EXERCISE GOAL => How many lines of these entries hold the string "xlabel"? Answer with the number alone.

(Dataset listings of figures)

★ ★ ★ ★ ★ ★ ★

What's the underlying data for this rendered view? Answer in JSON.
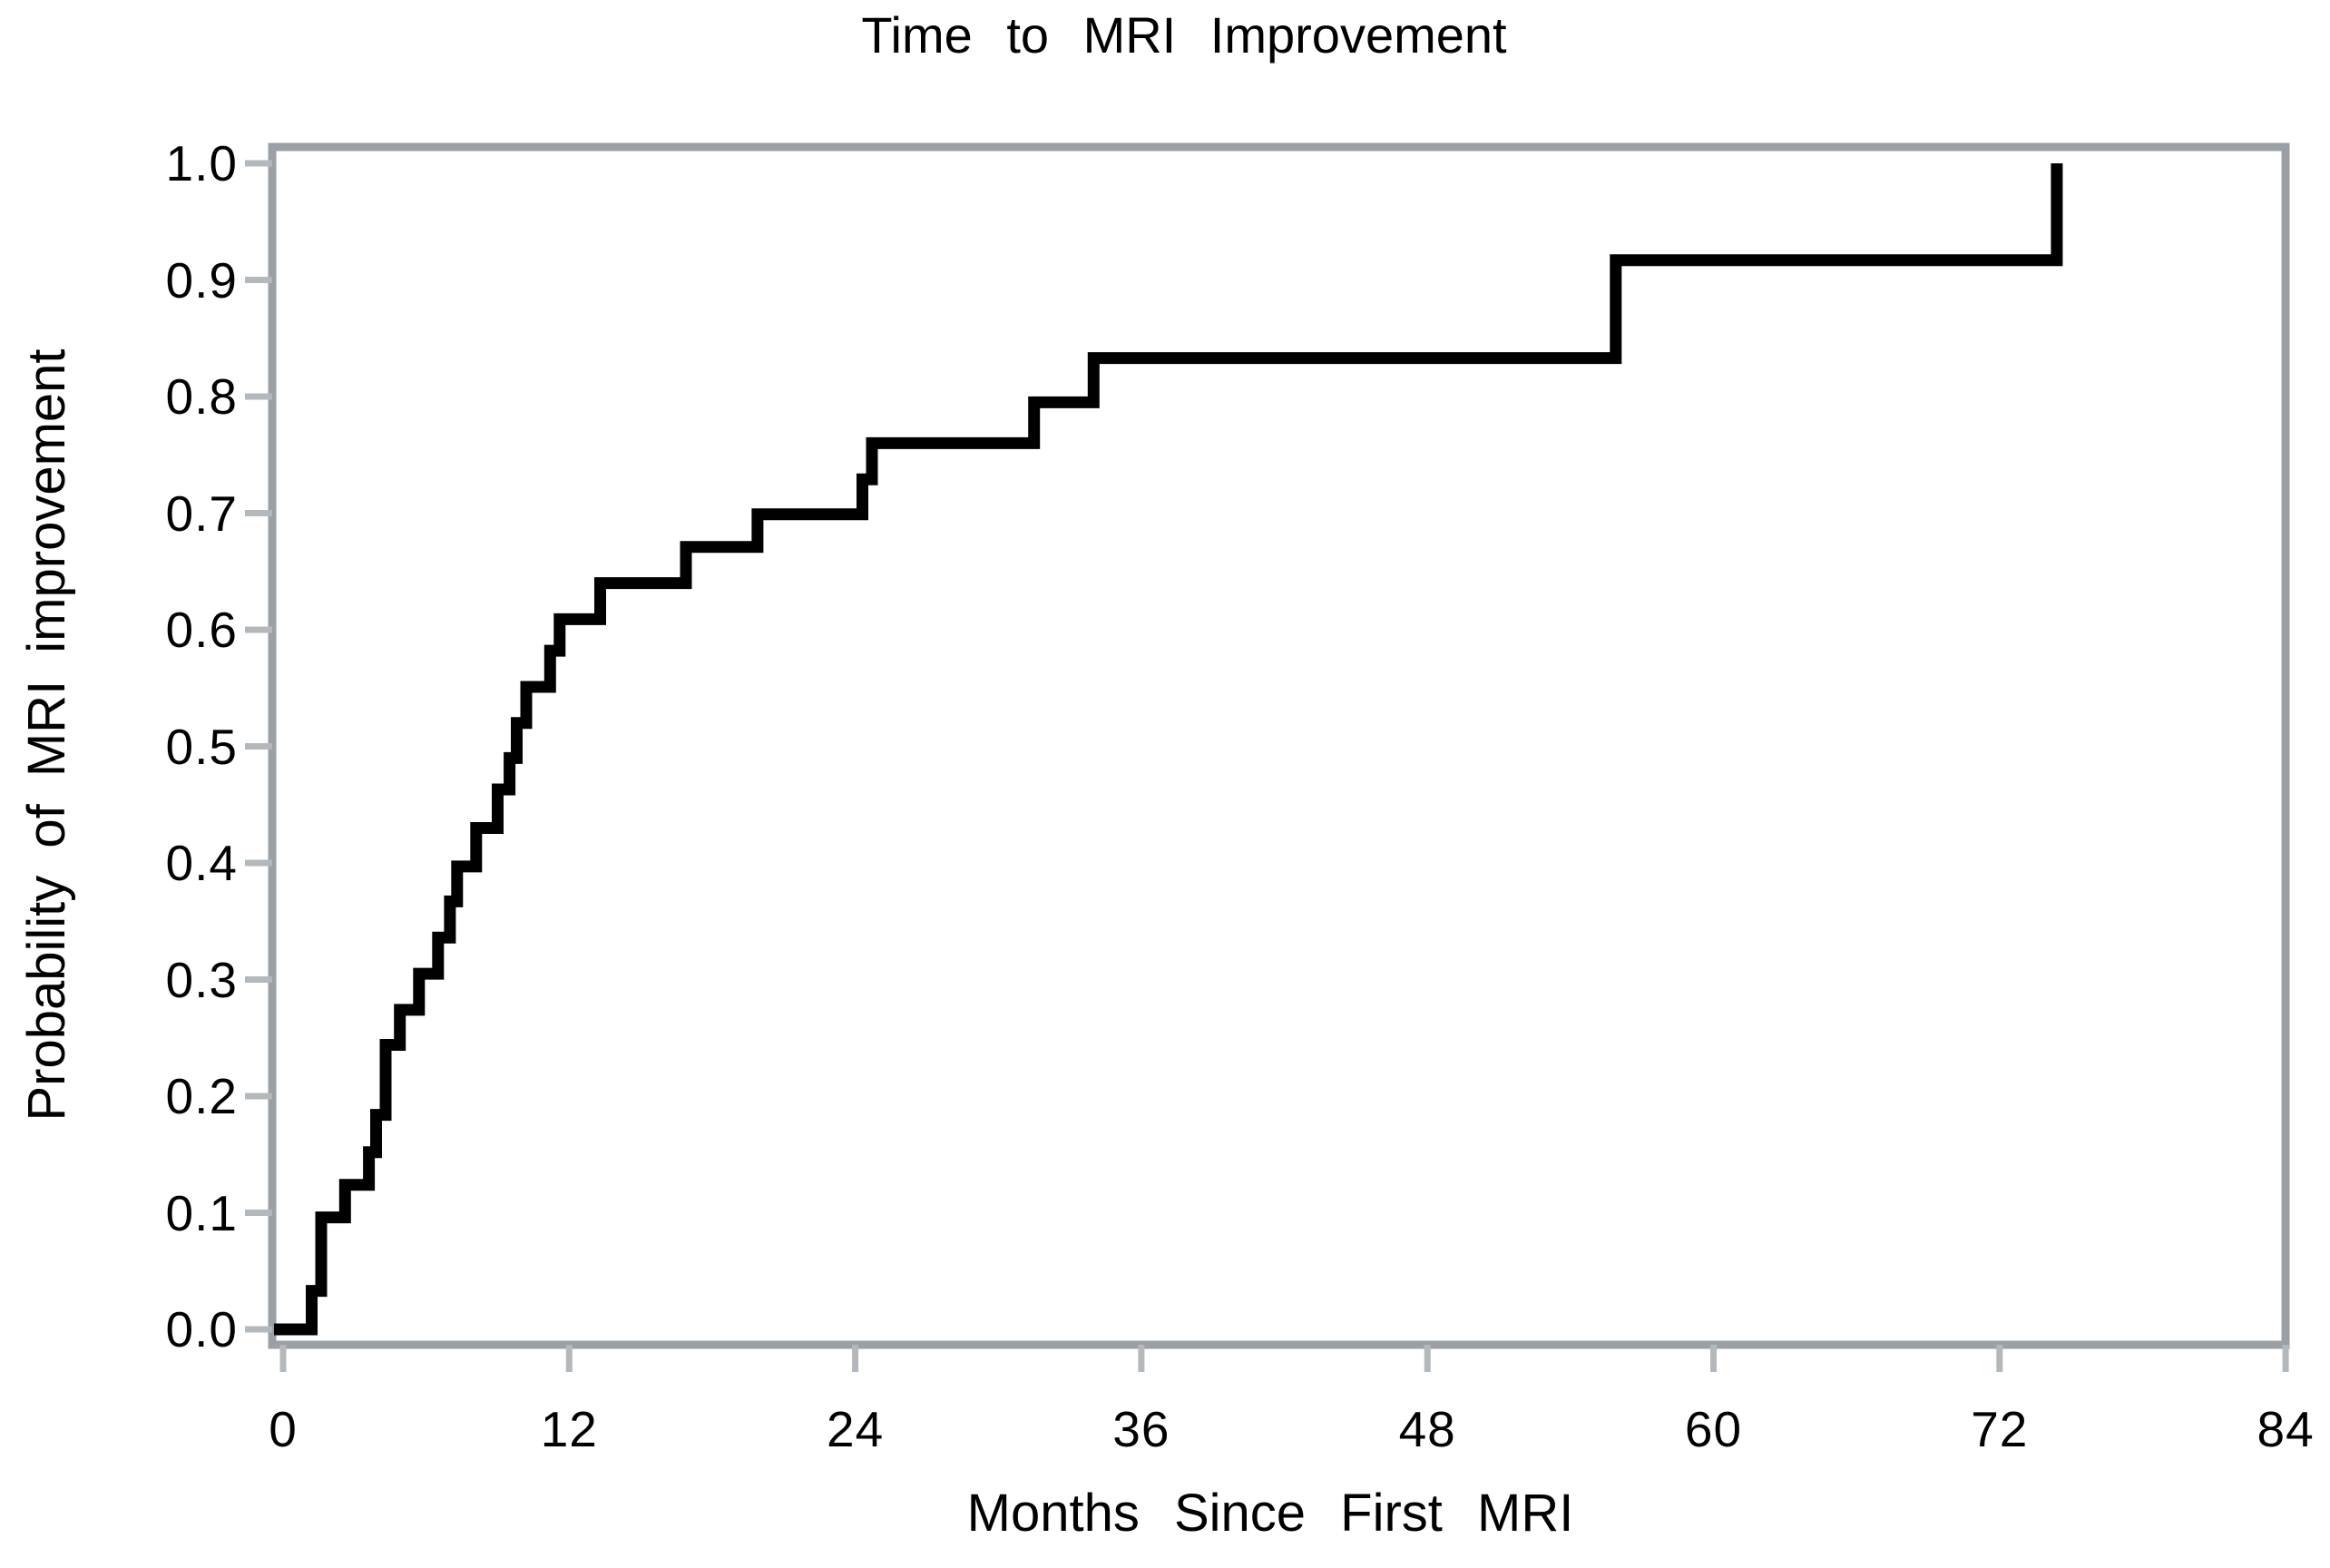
{
  "title": "Time to MRI Improvement",
  "chart_data": {
    "type": "line",
    "subtype": "step-post",
    "title": "Time to MRI Improvement",
    "xlabel": "Months Since First MRI",
    "ylabel": "Probability of MRI improvement",
    "xlim": [
      0,
      84
    ],
    "ylim": [
      0.0,
      1.0
    ],
    "x_ticks": [
      0,
      12,
      24,
      36,
      48,
      60,
      72,
      84
    ],
    "x_tick_labels": [
      "0",
      "12",
      "24",
      "36",
      "48",
      "60",
      "72",
      "84"
    ],
    "y_ticks": [
      0.0,
      0.1,
      0.2,
      0.3,
      0.4,
      0.5,
      0.6,
      0.7,
      0.8,
      0.9,
      1.0
    ],
    "y_tick_labels": [
      "0.0",
      "0.1",
      "0.2",
      "0.3",
      "0.4",
      "0.5",
      "0.6",
      "0.7",
      "0.8",
      "0.9",
      "1.0"
    ],
    "grid": false,
    "legend": null,
    "series": [
      {
        "name": "Probability of MRI improvement",
        "step": "post",
        "points": [
          [
            0.0,
            0.0
          ],
          [
            1.2,
            0.033
          ],
          [
            1.6,
            0.096
          ],
          [
            2.6,
            0.124
          ],
          [
            3.6,
            0.152
          ],
          [
            3.9,
            0.184
          ],
          [
            4.3,
            0.244
          ],
          [
            4.9,
            0.274
          ],
          [
            5.7,
            0.305
          ],
          [
            6.5,
            0.336
          ],
          [
            7.0,
            0.367
          ],
          [
            7.3,
            0.397
          ],
          [
            8.1,
            0.43
          ],
          [
            9.0,
            0.463
          ],
          [
            9.5,
            0.49
          ],
          [
            9.8,
            0.52
          ],
          [
            10.2,
            0.551
          ],
          [
            11.2,
            0.582
          ],
          [
            11.6,
            0.609
          ],
          [
            13.3,
            0.64
          ],
          [
            16.9,
            0.671
          ],
          [
            19.9,
            0.699
          ],
          [
            24.3,
            0.729
          ],
          [
            24.7,
            0.76
          ],
          [
            31.5,
            0.795
          ],
          [
            34.0,
            0.833
          ],
          [
            55.9,
            0.917
          ],
          [
            74.4,
            1.0
          ]
        ]
      }
    ],
    "colors": {
      "line": "#000000",
      "frame": "#9aa0a5",
      "tick": "#b2b8bc",
      "text": "#000000",
      "background": "#ffffff"
    }
  }
}
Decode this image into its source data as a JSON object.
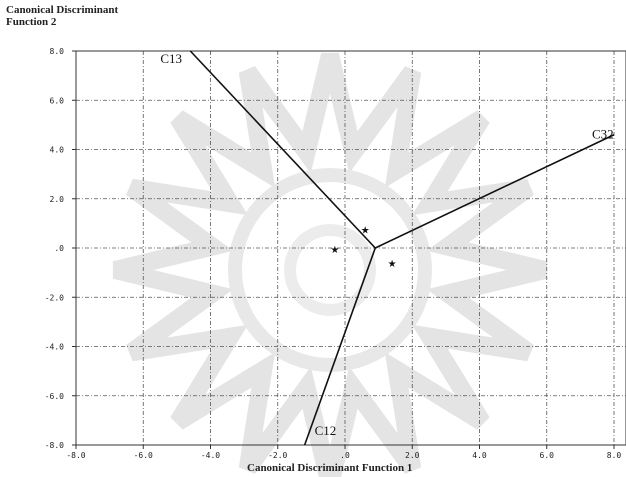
{
  "chart_data": {
    "type": "scatter",
    "title": "",
    "ylabel_lines": [
      "Canonical Discriminant",
      "Function 2"
    ],
    "xlabel": "Canonical Discriminant Function 1",
    "xlim": [
      -8.0,
      8.0
    ],
    "ylim": [
      -8.0,
      8.0
    ],
    "grid": true,
    "x_ticks": [
      -8.0,
      -6.0,
      -4.0,
      -2.0,
      0.0,
      2.0,
      4.0,
      6.0,
      8.0
    ],
    "x_tick_labels": [
      "-8.0",
      "-6.0",
      "-4.0",
      "-2.0",
      ".0",
      "2.0",
      "4.0",
      "6.0",
      "8.0"
    ],
    "y_ticks": [
      8.0,
      6.0,
      4.0,
      2.0,
      0.0,
      -2.0,
      -4.0,
      -6.0,
      -8.0
    ],
    "y_tick_labels": [
      "8.0",
      "6.0",
      "4.0",
      "2.0",
      ".0",
      "-2.0",
      "-4.0",
      "-6.0",
      "-8.0"
    ],
    "boundary_vertex": [
      0.9,
      0.0
    ],
    "boundaries": [
      {
        "label": "C13",
        "end": [
          -4.6,
          8.0
        ]
      },
      {
        "label": "C32",
        "end": [
          8.0,
          4.6
        ]
      },
      {
        "label": "C12",
        "end": [
          -1.2,
          -8.0
        ]
      }
    ],
    "centroids": [
      {
        "x": 0.6,
        "y": 0.75
      },
      {
        "x": -0.3,
        "y": -0.05
      },
      {
        "x": 1.4,
        "y": -0.6
      }
    ],
    "marker": "★"
  }
}
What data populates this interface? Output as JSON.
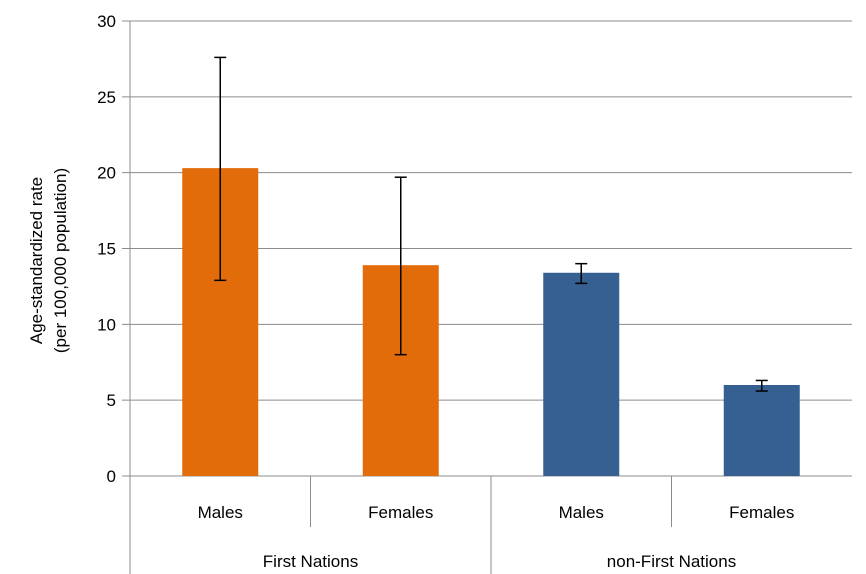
{
  "chart_data": {
    "type": "bar",
    "title": "",
    "ylabel_lines": [
      "Age-standardized rate",
      "(per 100,000 population)"
    ],
    "ylim": [
      0,
      30
    ],
    "yticks": [
      0,
      5,
      10,
      15,
      20,
      25,
      30
    ],
    "grid": true,
    "groups": [
      {
        "label": "First Nations",
        "categories": [
          "Males",
          "Females"
        ]
      },
      {
        "label": "non-First Nations",
        "categories": [
          "Males",
          "Females"
        ]
      }
    ],
    "bars": [
      {
        "group": "First Nations",
        "category": "Males",
        "value": 20.3,
        "error_low": 12.9,
        "error_high": 27.6,
        "color": "#E36C0A"
      },
      {
        "group": "First Nations",
        "category": "Females",
        "value": 13.9,
        "error_low": 8.0,
        "error_high": 19.7,
        "color": "#E36C0A"
      },
      {
        "group": "non-First Nations",
        "category": "Males",
        "value": 13.4,
        "error_low": 12.7,
        "error_high": 14.0,
        "color": "#366092"
      },
      {
        "group": "non-First Nations",
        "category": "Females",
        "value": 6.0,
        "error_low": 5.6,
        "error_high": 6.3,
        "color": "#366092"
      }
    ]
  }
}
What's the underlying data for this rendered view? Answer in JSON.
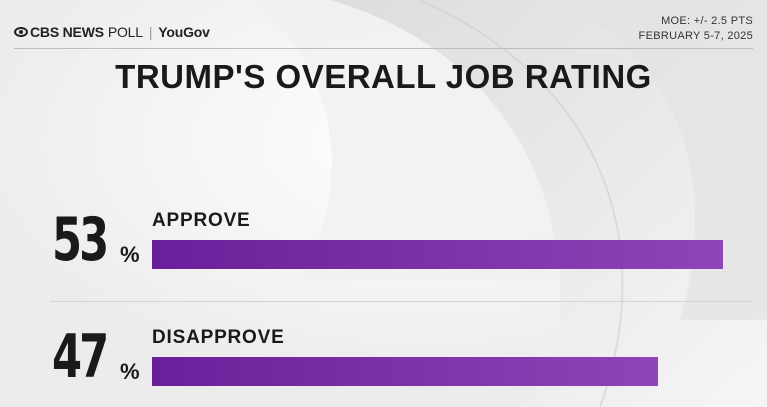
{
  "header": {
    "brand_cbs": "CBS NEWS",
    "brand_poll": "POLL",
    "brand_partner": "YouGov",
    "moe": "MOE: +/- 2.5 PTS",
    "dates": "FEBRUARY 5-7, 2025"
  },
  "colors": {
    "bar_start": "#6a1f9a",
    "bar_end": "#8f44b8",
    "text": "#1a1a1a"
  },
  "chart_data": {
    "type": "bar",
    "orientation": "horizontal",
    "title": "TRUMP'S OVERALL JOB RATING",
    "categories": [
      "APPROVE",
      "DISAPPROVE"
    ],
    "values": [
      53,
      47
    ],
    "value_labels": [
      "53",
      "47"
    ],
    "unit": "%",
    "xlim": [
      0,
      53
    ]
  }
}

★ ★ ★ ★ ★ ★ ★

EXERCISE RESULT => 2